> _Entries_:
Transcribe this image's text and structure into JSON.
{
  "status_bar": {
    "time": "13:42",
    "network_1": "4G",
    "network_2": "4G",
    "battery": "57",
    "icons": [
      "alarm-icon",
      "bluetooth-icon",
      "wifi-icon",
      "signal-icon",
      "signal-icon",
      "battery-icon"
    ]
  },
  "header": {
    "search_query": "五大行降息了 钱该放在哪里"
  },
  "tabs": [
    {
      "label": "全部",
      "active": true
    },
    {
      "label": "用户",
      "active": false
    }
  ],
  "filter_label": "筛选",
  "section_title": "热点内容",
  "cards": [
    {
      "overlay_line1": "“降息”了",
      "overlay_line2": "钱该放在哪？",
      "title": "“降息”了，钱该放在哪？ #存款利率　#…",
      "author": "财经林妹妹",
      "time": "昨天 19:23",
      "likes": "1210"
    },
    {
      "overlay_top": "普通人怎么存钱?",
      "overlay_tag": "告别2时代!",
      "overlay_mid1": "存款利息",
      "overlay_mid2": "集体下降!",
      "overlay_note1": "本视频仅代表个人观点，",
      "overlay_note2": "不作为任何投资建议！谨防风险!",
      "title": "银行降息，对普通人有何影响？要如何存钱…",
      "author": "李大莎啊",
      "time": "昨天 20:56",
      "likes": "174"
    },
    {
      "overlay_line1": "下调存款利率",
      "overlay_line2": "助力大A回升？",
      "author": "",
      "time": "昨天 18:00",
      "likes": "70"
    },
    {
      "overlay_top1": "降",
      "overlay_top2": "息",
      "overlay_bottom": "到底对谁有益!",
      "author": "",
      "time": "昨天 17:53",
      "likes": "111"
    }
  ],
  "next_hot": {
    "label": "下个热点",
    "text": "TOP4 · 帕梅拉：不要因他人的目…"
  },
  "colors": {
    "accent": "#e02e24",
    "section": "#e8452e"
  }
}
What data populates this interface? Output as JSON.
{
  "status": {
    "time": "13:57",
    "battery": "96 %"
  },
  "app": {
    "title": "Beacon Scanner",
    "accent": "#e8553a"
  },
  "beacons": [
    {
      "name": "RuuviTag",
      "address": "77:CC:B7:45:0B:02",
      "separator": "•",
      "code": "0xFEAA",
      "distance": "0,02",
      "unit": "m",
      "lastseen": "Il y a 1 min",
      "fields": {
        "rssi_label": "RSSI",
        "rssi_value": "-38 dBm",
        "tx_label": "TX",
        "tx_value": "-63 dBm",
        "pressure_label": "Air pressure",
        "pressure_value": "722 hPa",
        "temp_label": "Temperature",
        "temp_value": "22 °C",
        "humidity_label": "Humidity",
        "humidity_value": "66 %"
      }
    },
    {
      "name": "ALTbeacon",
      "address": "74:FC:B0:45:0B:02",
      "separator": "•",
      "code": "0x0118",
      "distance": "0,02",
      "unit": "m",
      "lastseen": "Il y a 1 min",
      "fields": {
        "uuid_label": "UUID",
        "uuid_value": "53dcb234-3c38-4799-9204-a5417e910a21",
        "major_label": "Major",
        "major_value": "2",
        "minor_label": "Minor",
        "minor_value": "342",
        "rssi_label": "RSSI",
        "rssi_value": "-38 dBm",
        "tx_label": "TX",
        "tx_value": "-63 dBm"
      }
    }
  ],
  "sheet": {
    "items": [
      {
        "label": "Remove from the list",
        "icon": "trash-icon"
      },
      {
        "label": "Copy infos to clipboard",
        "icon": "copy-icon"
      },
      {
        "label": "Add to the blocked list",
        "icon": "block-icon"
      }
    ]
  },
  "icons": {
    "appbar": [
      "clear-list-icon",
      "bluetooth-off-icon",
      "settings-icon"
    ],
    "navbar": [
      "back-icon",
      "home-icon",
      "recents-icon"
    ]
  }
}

> _What the task requires_:
Extract each entry in full, exactly as given.

> _Correct output_:
Transcribe this image's text and structure into JSON.
{
  "status_bar": {
    "time": "13:42",
    "network_1": "4G",
    "network_2": "4G",
    "battery": "57",
    "icons": [
      "alarm-icon",
      "bluetooth-icon",
      "wifi-icon",
      "signal-icon",
      "signal-icon",
      "battery-icon"
    ]
  },
  "header": {
    "search_query": "五大行降息了 钱该放在哪里"
  },
  "tabs": [
    {
      "label": "全部",
      "active": true
    },
    {
      "label": "用户",
      "active": false
    }
  ],
  "filter_label": "筛选",
  "section_title": "热点内容",
  "cards": [
    {
      "overlay_line1": "“降息”了",
      "overlay_line2": "钱该放在哪？",
      "title": "“降息”了，钱该放在哪？ #存款利率　#…",
      "author": "财经林妹妹",
      "time": "昨天 19:23",
      "likes": "1210"
    },
    {
      "overlay_top": "普通人怎么存钱?",
      "overlay_tag": "告别2时代!",
      "overlay_mid1": "存款利息",
      "overlay_mid2": "集体下降!",
      "overlay_note1": "本视频仅代表个人观点，",
      "overlay_note2": "不作为任何投资建议！谨防风险!",
      "title": "银行降息，对普通人有何影响？要如何存钱…",
      "author": "李大莎啊",
      "time": "昨天 20:56",
      "likes": "174"
    },
    {
      "overlay_line1": "下调存款利率",
      "overlay_line2": "助力大A回升？",
      "author": "",
      "time": "昨天 18:00",
      "likes": "70"
    },
    {
      "overlay_top1": "降",
      "overlay_top2": "息",
      "overlay_bottom": "到底对谁有益!",
      "author": "",
      "time": "昨天 17:53",
      "likes": "111"
    }
  ],
  "next_hot": {
    "label": "下个热点",
    "text": "TOP4 · 帕梅拉：不要因他人的目…"
  },
  "colors": {
    "accent": "#e02e24",
    "section": "#e8452e"
  }
}
What data populates this interface? Output as JSON.
{
  "status": {
    "time": "13:57",
    "battery": "96 %"
  },
  "app": {
    "title": "Beacon Scanner",
    "accent": "#e8553a"
  },
  "beacons": [
    {
      "name": "RuuviTag",
      "address": "77:CC:B7:45:0B:02",
      "separator": "•",
      "code": "0xFEAA",
      "distance": "0,02",
      "unit": "m",
      "lastseen": "Il y a 1 min",
      "fields": {
        "rssi_label": "RSSI",
        "rssi_value": "-38 dBm",
        "tx_label": "TX",
        "tx_value": "-63 dBm",
        "pressure_label": "Air pressure",
        "pressure_value": "722 hPa",
        "temp_label": "Temperature",
        "temp_value": "22 °C",
        "humidity_label": "Humidity",
        "humidity_value": "66 %"
      }
    },
    {
      "name": "ALTbeacon",
      "address": "74:FC:B0:45:0B:02",
      "separator": "•",
      "code": "0x0118",
      "distance": "0,02",
      "unit": "m",
      "lastseen": "Il y a 1 min",
      "fields": {
        "uuid_label": "UUID",
        "uuid_value": "53dcb234-3c38-4799-9204-a5417e910a21",
        "major_label": "Major",
        "major_value": "2",
        "minor_label": "Minor",
        "minor_value": "342",
        "rssi_label": "RSSI",
        "rssi_value": "-38 dBm",
        "tx_label": "TX",
        "tx_value": "-63 dBm"
      }
    }
  ],
  "sheet": {
    "items": [
      {
        "label": "Remove from the list",
        "icon": "trash-icon"
      },
      {
        "label": "Copy infos to clipboard",
        "icon": "copy-icon"
      },
      {
        "label": "Add to the blocked list",
        "icon": "block-icon"
      }
    ]
  },
  "icons": {
    "appbar": [
      "clear-list-icon",
      "bluetooth-off-icon",
      "settings-icon"
    ],
    "navbar": [
      "back-icon",
      "home-icon",
      "recents-icon"
    ]
  }
}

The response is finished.